##### Exercise inputs

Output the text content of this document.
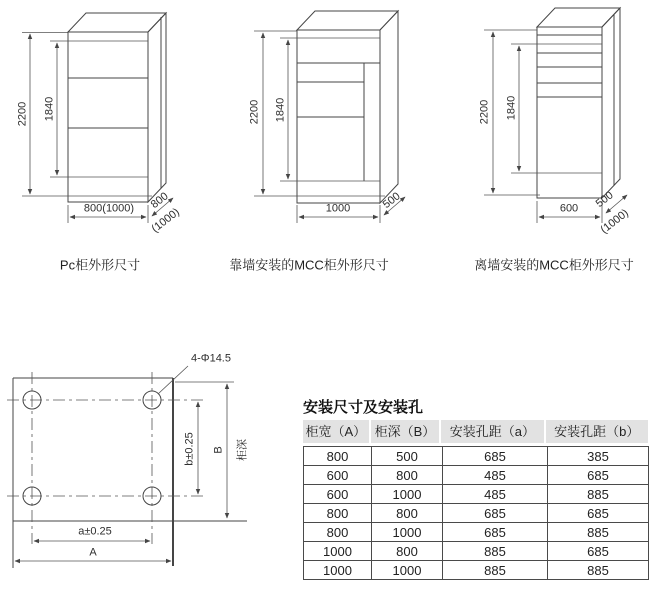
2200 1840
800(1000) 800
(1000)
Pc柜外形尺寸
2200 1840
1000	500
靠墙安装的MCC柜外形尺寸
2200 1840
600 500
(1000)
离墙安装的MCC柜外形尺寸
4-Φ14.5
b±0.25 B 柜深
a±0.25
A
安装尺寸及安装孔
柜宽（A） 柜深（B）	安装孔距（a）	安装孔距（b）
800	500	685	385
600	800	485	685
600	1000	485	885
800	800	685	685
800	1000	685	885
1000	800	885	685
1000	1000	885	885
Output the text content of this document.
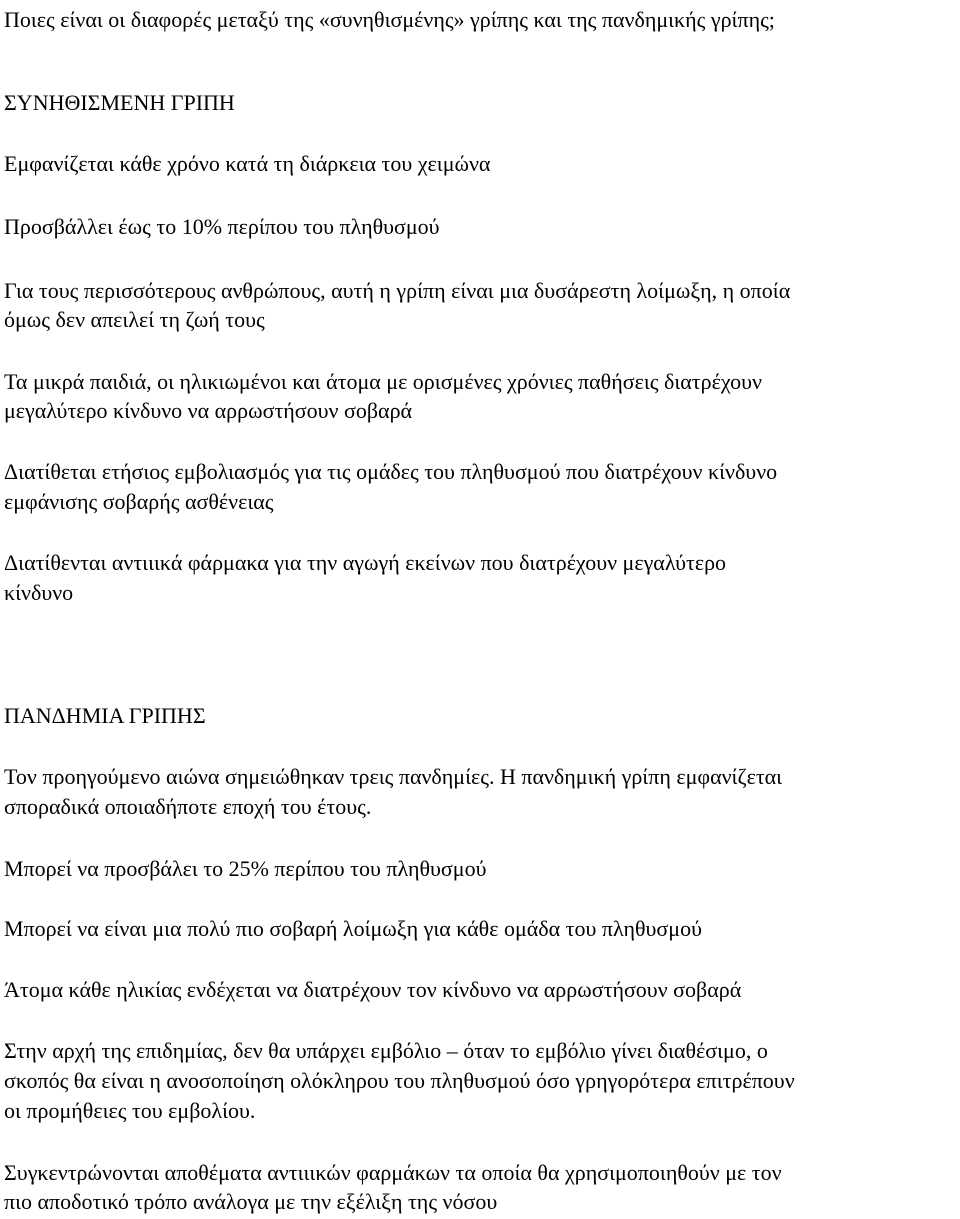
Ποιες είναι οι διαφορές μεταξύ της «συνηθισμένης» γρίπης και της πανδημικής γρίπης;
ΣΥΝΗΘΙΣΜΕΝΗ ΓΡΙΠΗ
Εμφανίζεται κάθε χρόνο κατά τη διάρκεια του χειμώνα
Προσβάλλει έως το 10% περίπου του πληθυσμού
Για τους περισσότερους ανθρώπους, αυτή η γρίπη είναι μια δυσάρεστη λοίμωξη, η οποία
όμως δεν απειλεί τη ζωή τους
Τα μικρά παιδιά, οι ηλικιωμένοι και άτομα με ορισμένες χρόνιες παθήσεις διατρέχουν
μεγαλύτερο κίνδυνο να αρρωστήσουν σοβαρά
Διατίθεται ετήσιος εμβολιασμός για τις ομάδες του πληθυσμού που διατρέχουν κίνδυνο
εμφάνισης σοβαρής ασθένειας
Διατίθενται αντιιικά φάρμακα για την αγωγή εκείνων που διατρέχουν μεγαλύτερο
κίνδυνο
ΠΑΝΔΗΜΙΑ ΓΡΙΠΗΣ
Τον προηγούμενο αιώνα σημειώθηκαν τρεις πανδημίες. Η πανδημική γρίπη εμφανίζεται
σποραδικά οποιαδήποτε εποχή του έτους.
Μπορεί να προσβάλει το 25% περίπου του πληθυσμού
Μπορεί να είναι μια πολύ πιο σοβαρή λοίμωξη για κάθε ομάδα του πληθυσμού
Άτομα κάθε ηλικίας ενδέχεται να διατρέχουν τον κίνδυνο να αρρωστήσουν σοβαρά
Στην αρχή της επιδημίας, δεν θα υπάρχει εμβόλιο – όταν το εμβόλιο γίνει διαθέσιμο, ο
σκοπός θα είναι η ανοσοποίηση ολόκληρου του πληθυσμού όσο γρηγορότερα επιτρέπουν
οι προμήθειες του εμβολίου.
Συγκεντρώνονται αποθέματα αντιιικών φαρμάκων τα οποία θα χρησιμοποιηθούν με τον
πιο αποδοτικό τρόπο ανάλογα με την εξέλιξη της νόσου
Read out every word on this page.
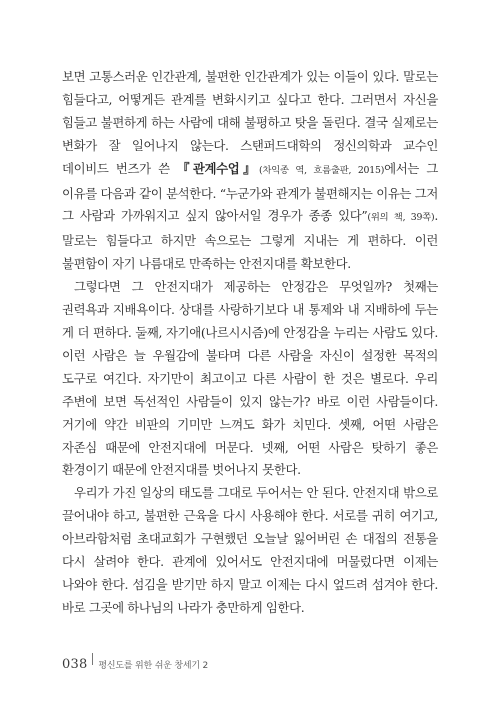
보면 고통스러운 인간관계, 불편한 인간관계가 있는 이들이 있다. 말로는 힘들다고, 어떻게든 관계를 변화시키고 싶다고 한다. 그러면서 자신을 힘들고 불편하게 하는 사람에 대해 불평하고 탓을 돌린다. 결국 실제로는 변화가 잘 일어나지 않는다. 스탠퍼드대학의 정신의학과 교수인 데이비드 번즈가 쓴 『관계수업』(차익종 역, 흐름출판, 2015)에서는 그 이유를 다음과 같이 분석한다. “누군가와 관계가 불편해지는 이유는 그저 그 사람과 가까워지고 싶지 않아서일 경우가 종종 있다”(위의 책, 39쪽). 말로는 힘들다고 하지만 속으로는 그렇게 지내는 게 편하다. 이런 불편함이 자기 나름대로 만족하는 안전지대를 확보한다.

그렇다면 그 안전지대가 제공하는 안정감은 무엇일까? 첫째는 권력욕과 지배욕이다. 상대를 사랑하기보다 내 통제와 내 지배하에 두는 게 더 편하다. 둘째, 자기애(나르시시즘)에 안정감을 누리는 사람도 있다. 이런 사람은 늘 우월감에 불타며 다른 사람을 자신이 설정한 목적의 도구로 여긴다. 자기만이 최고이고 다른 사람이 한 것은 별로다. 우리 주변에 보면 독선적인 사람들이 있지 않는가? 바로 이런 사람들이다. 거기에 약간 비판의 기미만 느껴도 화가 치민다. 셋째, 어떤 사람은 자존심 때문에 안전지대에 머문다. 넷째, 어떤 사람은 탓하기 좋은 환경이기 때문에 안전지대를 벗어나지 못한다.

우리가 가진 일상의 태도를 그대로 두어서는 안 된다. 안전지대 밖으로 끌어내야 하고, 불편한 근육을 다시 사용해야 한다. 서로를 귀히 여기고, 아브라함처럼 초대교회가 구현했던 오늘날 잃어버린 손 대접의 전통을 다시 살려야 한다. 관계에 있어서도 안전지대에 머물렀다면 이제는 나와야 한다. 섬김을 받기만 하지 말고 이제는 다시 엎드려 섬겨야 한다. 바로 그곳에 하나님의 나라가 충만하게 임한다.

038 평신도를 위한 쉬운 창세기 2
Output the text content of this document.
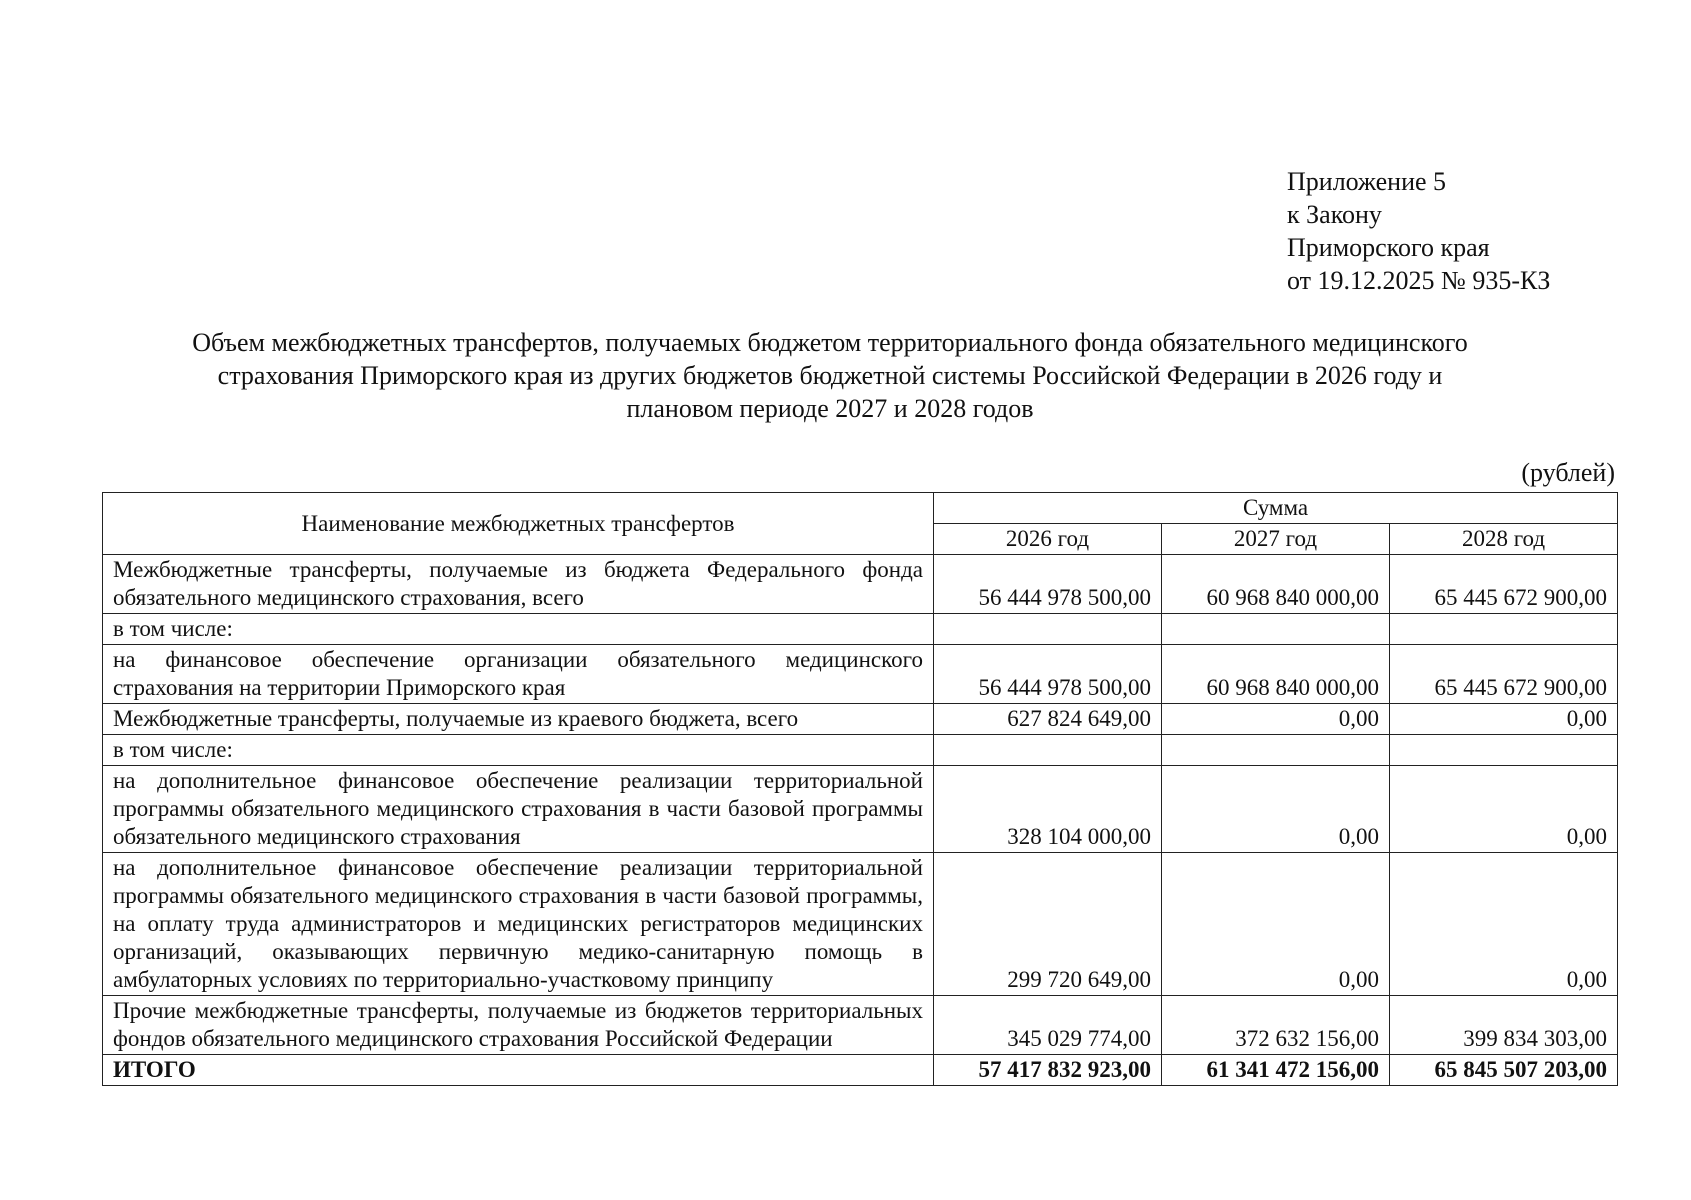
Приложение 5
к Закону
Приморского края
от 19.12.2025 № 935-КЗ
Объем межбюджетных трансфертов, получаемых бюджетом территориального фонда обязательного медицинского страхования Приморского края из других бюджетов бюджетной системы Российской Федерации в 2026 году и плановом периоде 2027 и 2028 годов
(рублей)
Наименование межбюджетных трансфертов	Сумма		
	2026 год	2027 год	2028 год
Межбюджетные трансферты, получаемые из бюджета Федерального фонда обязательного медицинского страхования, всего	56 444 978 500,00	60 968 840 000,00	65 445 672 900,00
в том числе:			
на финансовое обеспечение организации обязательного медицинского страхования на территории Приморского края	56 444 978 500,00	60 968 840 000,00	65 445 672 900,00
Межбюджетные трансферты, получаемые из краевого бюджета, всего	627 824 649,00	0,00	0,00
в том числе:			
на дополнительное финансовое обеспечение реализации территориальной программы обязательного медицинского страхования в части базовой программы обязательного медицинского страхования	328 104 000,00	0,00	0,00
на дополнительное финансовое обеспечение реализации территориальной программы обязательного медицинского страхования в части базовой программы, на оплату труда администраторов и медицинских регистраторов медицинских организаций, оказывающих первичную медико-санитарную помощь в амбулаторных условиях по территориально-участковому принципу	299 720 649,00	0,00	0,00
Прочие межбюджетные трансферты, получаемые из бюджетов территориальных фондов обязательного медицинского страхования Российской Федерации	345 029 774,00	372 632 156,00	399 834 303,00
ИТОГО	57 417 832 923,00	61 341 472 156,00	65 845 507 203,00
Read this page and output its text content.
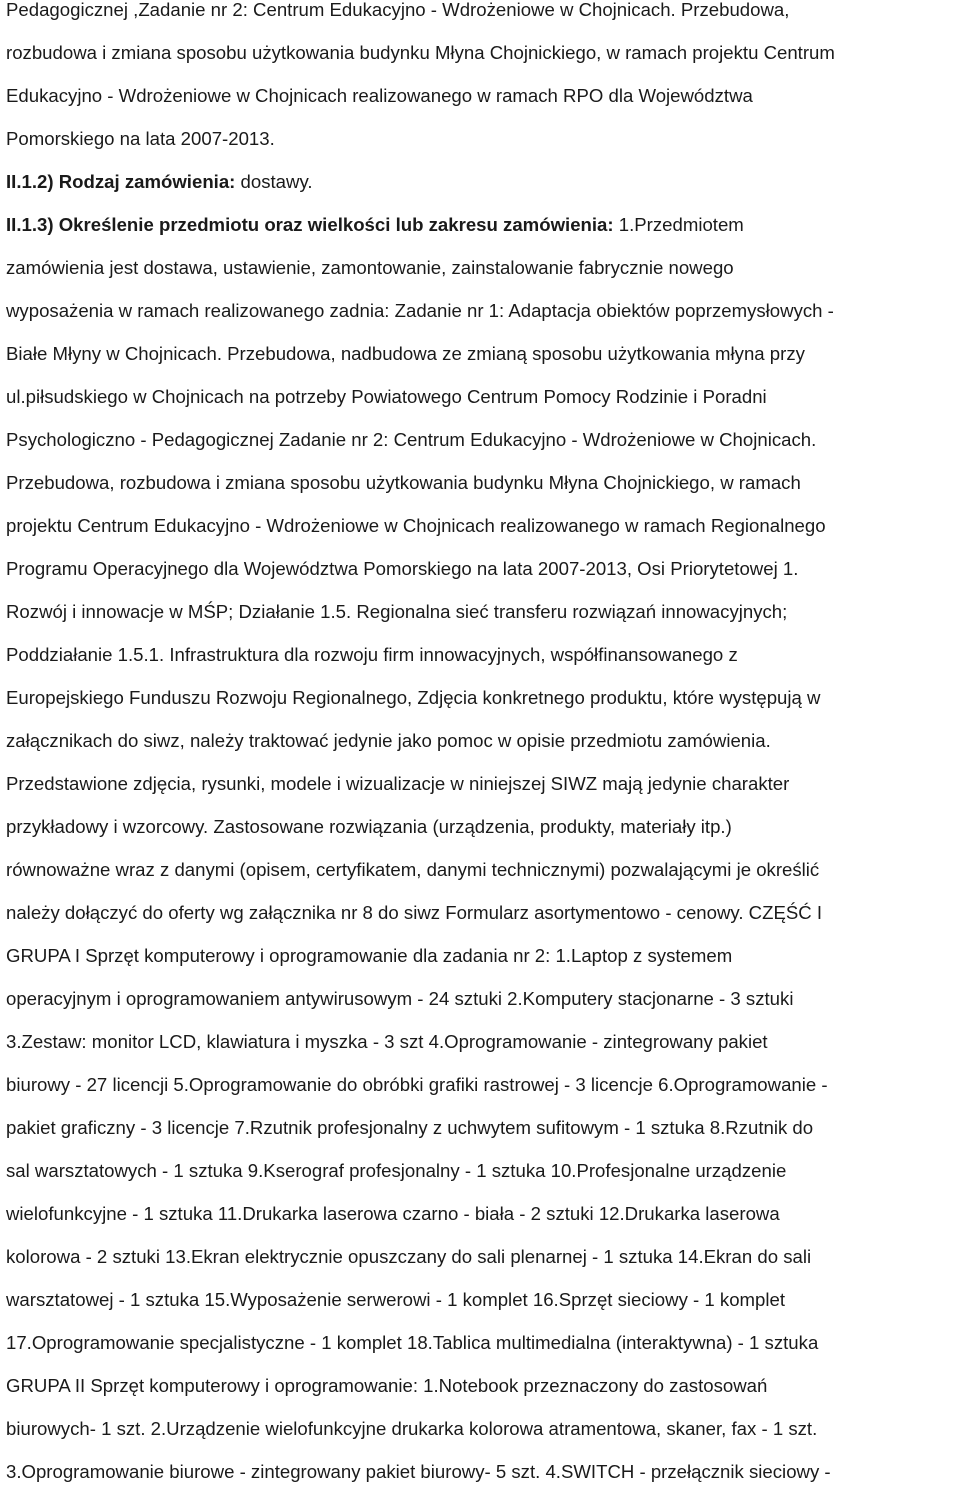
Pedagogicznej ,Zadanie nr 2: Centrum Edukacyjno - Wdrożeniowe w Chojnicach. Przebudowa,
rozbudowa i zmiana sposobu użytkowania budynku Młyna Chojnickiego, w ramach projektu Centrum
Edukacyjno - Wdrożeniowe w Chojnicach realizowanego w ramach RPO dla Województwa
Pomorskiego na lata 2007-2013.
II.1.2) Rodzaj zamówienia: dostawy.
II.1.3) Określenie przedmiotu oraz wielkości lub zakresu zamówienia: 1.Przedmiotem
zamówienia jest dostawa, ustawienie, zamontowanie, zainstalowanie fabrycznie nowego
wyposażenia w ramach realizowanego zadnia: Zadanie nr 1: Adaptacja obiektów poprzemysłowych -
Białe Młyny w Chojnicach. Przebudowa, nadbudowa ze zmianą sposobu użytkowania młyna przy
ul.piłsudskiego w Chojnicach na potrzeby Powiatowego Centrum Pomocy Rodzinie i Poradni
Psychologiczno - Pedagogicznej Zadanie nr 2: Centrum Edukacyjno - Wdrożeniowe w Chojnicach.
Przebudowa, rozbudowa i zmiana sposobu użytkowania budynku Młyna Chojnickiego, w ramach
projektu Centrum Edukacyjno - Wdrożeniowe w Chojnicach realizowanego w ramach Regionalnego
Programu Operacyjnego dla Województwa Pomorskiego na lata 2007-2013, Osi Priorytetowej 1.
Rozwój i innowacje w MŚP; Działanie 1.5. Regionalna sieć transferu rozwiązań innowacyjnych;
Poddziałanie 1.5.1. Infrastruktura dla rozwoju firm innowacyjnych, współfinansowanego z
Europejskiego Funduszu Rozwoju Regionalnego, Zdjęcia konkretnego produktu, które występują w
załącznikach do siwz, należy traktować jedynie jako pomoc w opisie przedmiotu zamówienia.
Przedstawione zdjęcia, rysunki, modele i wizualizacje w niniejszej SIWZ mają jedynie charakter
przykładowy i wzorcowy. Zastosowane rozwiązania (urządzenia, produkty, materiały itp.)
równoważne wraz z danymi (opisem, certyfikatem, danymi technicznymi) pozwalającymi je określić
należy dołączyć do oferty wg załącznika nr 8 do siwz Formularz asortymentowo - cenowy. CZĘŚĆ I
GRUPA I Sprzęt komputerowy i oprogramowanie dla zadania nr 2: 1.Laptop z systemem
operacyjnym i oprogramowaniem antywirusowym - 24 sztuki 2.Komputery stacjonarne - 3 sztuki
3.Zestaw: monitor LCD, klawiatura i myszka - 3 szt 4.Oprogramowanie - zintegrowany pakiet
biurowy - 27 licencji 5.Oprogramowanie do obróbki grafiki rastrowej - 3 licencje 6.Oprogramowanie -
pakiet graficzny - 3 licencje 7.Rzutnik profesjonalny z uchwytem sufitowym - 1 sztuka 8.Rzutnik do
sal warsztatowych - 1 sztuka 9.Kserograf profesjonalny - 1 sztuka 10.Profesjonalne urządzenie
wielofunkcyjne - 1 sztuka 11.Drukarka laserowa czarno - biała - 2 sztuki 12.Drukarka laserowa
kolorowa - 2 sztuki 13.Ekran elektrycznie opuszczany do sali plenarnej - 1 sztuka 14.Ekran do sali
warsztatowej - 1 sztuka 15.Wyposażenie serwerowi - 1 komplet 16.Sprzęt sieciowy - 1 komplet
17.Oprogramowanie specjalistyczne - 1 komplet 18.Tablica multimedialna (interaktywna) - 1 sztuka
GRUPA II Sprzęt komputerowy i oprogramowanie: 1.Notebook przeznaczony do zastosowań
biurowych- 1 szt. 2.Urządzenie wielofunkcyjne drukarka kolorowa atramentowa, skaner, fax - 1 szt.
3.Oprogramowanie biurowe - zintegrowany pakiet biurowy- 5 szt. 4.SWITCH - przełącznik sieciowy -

##########

Exercise aim ▸
Show the lines of the material that contain the word "Read".

Complete output ▸
Read out every word on this page.
Read this page and output its text content.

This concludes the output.